● Task prompt
Entries follow. Set all of them down as they stand.

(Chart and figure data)

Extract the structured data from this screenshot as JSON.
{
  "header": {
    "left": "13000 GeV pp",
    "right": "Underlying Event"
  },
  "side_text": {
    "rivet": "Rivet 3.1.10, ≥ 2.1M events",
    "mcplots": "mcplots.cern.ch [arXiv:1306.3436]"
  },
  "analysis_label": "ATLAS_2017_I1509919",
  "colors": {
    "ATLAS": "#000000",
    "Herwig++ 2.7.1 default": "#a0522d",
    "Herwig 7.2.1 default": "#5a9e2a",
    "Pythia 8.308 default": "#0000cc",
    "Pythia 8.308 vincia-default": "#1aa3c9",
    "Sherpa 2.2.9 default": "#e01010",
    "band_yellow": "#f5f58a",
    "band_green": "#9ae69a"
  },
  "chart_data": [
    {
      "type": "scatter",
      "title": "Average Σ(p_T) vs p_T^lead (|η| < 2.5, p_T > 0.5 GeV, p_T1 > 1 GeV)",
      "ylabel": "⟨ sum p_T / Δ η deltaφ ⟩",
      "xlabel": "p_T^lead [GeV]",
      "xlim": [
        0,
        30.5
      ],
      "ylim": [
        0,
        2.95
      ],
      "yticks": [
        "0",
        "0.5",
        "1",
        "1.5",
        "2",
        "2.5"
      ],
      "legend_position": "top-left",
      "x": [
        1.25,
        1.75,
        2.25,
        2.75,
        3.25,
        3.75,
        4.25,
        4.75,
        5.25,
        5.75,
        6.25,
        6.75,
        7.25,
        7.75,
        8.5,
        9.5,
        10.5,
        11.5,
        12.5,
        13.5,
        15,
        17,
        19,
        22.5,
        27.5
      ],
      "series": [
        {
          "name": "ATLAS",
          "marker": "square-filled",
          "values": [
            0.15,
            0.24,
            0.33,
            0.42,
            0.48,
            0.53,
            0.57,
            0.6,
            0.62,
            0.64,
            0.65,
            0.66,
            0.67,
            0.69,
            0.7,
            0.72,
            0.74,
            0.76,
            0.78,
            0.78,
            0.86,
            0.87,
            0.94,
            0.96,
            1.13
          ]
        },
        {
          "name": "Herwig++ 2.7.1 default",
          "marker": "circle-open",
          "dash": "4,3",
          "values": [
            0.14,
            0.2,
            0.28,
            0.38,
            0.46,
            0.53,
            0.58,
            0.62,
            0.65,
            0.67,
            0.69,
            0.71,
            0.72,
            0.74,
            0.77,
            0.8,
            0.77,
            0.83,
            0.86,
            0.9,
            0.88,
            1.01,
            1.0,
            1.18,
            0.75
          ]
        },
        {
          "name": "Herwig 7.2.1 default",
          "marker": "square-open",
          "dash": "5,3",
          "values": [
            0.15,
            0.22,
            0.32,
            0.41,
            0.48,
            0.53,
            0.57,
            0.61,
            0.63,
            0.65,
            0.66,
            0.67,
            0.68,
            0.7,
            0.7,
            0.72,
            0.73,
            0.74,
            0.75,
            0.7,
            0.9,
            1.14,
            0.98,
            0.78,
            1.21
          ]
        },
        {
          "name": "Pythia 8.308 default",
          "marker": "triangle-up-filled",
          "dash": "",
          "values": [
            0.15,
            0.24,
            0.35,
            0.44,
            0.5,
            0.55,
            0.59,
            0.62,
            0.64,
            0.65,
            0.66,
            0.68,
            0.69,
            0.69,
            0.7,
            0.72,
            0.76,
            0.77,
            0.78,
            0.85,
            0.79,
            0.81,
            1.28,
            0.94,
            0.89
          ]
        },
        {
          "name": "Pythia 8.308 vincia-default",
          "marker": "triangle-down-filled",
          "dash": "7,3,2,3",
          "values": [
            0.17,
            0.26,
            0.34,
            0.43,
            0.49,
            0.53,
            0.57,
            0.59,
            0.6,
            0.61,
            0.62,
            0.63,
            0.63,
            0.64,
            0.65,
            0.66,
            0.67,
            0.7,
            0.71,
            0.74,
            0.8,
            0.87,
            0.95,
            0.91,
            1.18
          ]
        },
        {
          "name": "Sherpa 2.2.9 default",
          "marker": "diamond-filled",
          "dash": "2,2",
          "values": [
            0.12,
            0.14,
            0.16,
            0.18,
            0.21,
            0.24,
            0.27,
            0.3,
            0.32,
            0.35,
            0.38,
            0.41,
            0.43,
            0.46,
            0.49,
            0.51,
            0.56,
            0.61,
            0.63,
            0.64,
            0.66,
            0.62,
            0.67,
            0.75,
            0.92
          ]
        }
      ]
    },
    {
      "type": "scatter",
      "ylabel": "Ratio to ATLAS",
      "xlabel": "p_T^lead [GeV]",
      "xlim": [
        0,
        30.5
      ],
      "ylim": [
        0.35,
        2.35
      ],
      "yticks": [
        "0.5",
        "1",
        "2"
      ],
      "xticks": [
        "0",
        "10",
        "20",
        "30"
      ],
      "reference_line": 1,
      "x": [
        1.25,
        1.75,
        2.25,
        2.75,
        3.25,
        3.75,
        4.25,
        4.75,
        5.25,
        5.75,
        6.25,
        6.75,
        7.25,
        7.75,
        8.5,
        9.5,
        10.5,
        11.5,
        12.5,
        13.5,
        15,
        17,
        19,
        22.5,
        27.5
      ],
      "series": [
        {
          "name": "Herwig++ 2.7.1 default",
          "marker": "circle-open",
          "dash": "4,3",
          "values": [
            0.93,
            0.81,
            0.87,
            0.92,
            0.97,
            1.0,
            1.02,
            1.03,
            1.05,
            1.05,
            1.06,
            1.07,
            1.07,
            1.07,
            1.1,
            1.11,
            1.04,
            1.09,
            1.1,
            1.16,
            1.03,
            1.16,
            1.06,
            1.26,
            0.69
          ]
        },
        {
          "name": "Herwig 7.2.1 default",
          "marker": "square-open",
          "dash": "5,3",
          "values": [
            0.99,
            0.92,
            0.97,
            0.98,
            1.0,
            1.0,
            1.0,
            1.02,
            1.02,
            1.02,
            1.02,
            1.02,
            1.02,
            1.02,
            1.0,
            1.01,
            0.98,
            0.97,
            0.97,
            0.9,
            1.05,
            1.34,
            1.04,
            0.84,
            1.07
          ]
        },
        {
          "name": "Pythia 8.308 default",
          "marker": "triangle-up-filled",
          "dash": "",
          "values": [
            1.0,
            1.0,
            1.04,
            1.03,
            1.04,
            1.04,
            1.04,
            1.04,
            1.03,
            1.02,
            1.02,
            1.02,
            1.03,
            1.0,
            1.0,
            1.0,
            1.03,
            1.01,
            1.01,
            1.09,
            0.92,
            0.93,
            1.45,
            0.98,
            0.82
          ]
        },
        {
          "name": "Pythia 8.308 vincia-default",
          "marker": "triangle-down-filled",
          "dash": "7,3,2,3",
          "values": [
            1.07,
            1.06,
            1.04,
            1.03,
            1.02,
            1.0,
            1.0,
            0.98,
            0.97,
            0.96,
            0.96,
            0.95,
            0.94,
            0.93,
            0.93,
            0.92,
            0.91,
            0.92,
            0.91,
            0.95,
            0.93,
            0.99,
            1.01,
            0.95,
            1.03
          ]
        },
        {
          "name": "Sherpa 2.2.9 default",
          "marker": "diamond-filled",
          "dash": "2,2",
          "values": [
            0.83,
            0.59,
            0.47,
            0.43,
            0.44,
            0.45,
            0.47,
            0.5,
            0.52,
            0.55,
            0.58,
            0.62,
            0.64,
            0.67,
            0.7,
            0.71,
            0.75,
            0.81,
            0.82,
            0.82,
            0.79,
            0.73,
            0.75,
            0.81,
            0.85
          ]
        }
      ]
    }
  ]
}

● Result below
Extract the structured data from this screenshot as JSON.
{
  "header": {
    "left": "13000 GeV pp",
    "right": "Underlying Event"
  },
  "side_text": {
    "rivet": "Rivet 3.1.10, ≥ 2.1M events",
    "mcplots": "mcplots.cern.ch [arXiv:1306.3436]"
  },
  "analysis_label": "ATLAS_2017_I1509919",
  "colors": {
    "ATLAS": "#000000",
    "Herwig++ 2.7.1 default": "#a0522d",
    "Herwig 7.2.1 default": "#5a9e2a",
    "Pythia 8.308 default": "#0000cc",
    "Pythia 8.308 vincia-default": "#1aa3c9",
    "Sherpa 2.2.9 default": "#e01010",
    "band_yellow": "#f5f58a",
    "band_green": "#9ae69a"
  },
  "chart_data": [
    {
      "type": "scatter",
      "title": "Average Σ(p_T) vs p_T^lead (|η| < 2.5, p_T > 0.5 GeV, p_T1 > 1 GeV)",
      "ylabel": "⟨ sum p_T / Δ η deltaφ ⟩",
      "xlabel": "p_T^lead [GeV]",
      "xlim": [
        0,
        30.5
      ],
      "ylim": [
        0,
        2.95
      ],
      "yticks": [
        "0",
        "0.5",
        "1",
        "1.5",
        "2",
        "2.5"
      ],
      "legend_position": "top-left",
      "x": [
        1.25,
        1.75,
        2.25,
        2.75,
        3.25,
        3.75,
        4.25,
        4.75,
        5.25,
        5.75,
        6.25,
        6.75,
        7.25,
        7.75,
        8.5,
        9.5,
        10.5,
        11.5,
        12.5,
        13.5,
        15,
        17,
        19,
        22.5,
        27.5
      ],
      "series": [
        {
          "name": "ATLAS",
          "marker": "square-filled",
          "values": [
            0.15,
            0.24,
            0.33,
            0.42,
            0.48,
            0.53,
            0.57,
            0.6,
            0.62,
            0.64,
            0.65,
            0.66,
            0.67,
            0.69,
            0.7,
            0.72,
            0.74,
            0.76,
            0.78,
            0.78,
            0.86,
            0.87,
            0.94,
            0.96,
            1.13
          ]
        },
        {
          "name": "Herwig++ 2.7.1 default",
          "marker": "circle-open",
          "dash": "4,3",
          "values": [
            0.14,
            0.2,
            0.28,
            0.38,
            0.46,
            0.53,
            0.58,
            0.62,
            0.65,
            0.67,
            0.69,
            0.71,
            0.72,
            0.74,
            0.77,
            0.8,
            0.77,
            0.83,
            0.86,
            0.9,
            0.88,
            1.01,
            1.0,
            1.18,
            0.75
          ]
        },
        {
          "name": "Herwig 7.2.1 default",
          "marker": "square-open",
          "dash": "5,3",
          "values": [
            0.15,
            0.22,
            0.32,
            0.41,
            0.48,
            0.53,
            0.57,
            0.61,
            0.63,
            0.65,
            0.66,
            0.67,
            0.68,
            0.7,
            0.7,
            0.72,
            0.73,
            0.74,
            0.75,
            0.7,
            0.9,
            1.14,
            0.98,
            0.78,
            1.21
          ]
        },
        {
          "name": "Pythia 8.308 default",
          "marker": "triangle-up-filled",
          "dash": "",
          "values": [
            0.15,
            0.24,
            0.35,
            0.44,
            0.5,
            0.55,
            0.59,
            0.62,
            0.64,
            0.65,
            0.66,
            0.68,
            0.69,
            0.69,
            0.7,
            0.72,
            0.76,
            0.77,
            0.78,
            0.85,
            0.79,
            0.81,
            1.28,
            0.94,
            0.89
          ]
        },
        {
          "name": "Pythia 8.308 vincia-default",
          "marker": "triangle-down-filled",
          "dash": "7,3,2,3",
          "values": [
            0.17,
            0.26,
            0.34,
            0.43,
            0.49,
            0.53,
            0.57,
            0.59,
            0.6,
            0.61,
            0.62,
            0.63,
            0.63,
            0.64,
            0.65,
            0.66,
            0.67,
            0.7,
            0.71,
            0.74,
            0.8,
            0.87,
            0.95,
            0.91,
            1.18
          ]
        },
        {
          "name": "Sherpa 2.2.9 default",
          "marker": "diamond-filled",
          "dash": "2,2",
          "values": [
            0.12,
            0.14,
            0.16,
            0.18,
            0.21,
            0.24,
            0.27,
            0.3,
            0.32,
            0.35,
            0.38,
            0.41,
            0.43,
            0.46,
            0.49,
            0.51,
            0.56,
            0.61,
            0.63,
            0.64,
            0.66,
            0.62,
            0.67,
            0.75,
            0.92
          ]
        }
      ]
    },
    {
      "type": "scatter",
      "ylabel": "Ratio to ATLAS",
      "xlabel": "p_T^lead [GeV]",
      "xlim": [
        0,
        30.5
      ],
      "ylim": [
        0.35,
        2.35
      ],
      "yticks": [
        "0.5",
        "1",
        "2"
      ],
      "xticks": [
        "0",
        "10",
        "20",
        "30"
      ],
      "reference_line": 1,
      "x": [
        1.25,
        1.75,
        2.25,
        2.75,
        3.25,
        3.75,
        4.25,
        4.75,
        5.25,
        5.75,
        6.25,
        6.75,
        7.25,
        7.75,
        8.5,
        9.5,
        10.5,
        11.5,
        12.5,
        13.5,
        15,
        17,
        19,
        22.5,
        27.5
      ],
      "series": [
        {
          "name": "Herwig++ 2.7.1 default",
          "marker": "circle-open",
          "dash": "4,3",
          "values": [
            0.93,
            0.81,
            0.87,
            0.92,
            0.97,
            1.0,
            1.02,
            1.03,
            1.05,
            1.05,
            1.06,
            1.07,
            1.07,
            1.07,
            1.1,
            1.11,
            1.04,
            1.09,
            1.1,
            1.16,
            1.03,
            1.16,
            1.06,
            1.26,
            0.69
          ]
        },
        {
          "name": "Herwig 7.2.1 default",
          "marker": "square-open",
          "dash": "5,3",
          "values": [
            0.99,
            0.92,
            0.97,
            0.98,
            1.0,
            1.0,
            1.0,
            1.02,
            1.02,
            1.02,
            1.02,
            1.02,
            1.02,
            1.02,
            1.0,
            1.01,
            0.98,
            0.97,
            0.97,
            0.9,
            1.05,
            1.34,
            1.04,
            0.84,
            1.07
          ]
        },
        {
          "name": "Pythia 8.308 default",
          "marker": "triangle-up-filled",
          "dash": "",
          "values": [
            1.0,
            1.0,
            1.04,
            1.03,
            1.04,
            1.04,
            1.04,
            1.04,
            1.03,
            1.02,
            1.02,
            1.02,
            1.03,
            1.0,
            1.0,
            1.0,
            1.03,
            1.01,
            1.01,
            1.09,
            0.92,
            0.93,
            1.45,
            0.98,
            0.82
          ]
        },
        {
          "name": "Pythia 8.308 vincia-default",
          "marker": "triangle-down-filled",
          "dash": "7,3,2,3",
          "values": [
            1.07,
            1.06,
            1.04,
            1.03,
            1.02,
            1.0,
            1.0,
            0.98,
            0.97,
            0.96,
            0.96,
            0.95,
            0.94,
            0.93,
            0.93,
            0.92,
            0.91,
            0.92,
            0.91,
            0.95,
            0.93,
            0.99,
            1.01,
            0.95,
            1.03
          ]
        },
        {
          "name": "Sherpa 2.2.9 default",
          "marker": "diamond-filled",
          "dash": "2,2",
          "values": [
            0.83,
            0.59,
            0.47,
            0.43,
            0.44,
            0.45,
            0.47,
            0.5,
            0.52,
            0.55,
            0.58,
            0.62,
            0.64,
            0.67,
            0.7,
            0.71,
            0.75,
            0.81,
            0.82,
            0.82,
            0.79,
            0.73,
            0.75,
            0.81,
            0.85
          ]
        }
      ]
    }
  ]
}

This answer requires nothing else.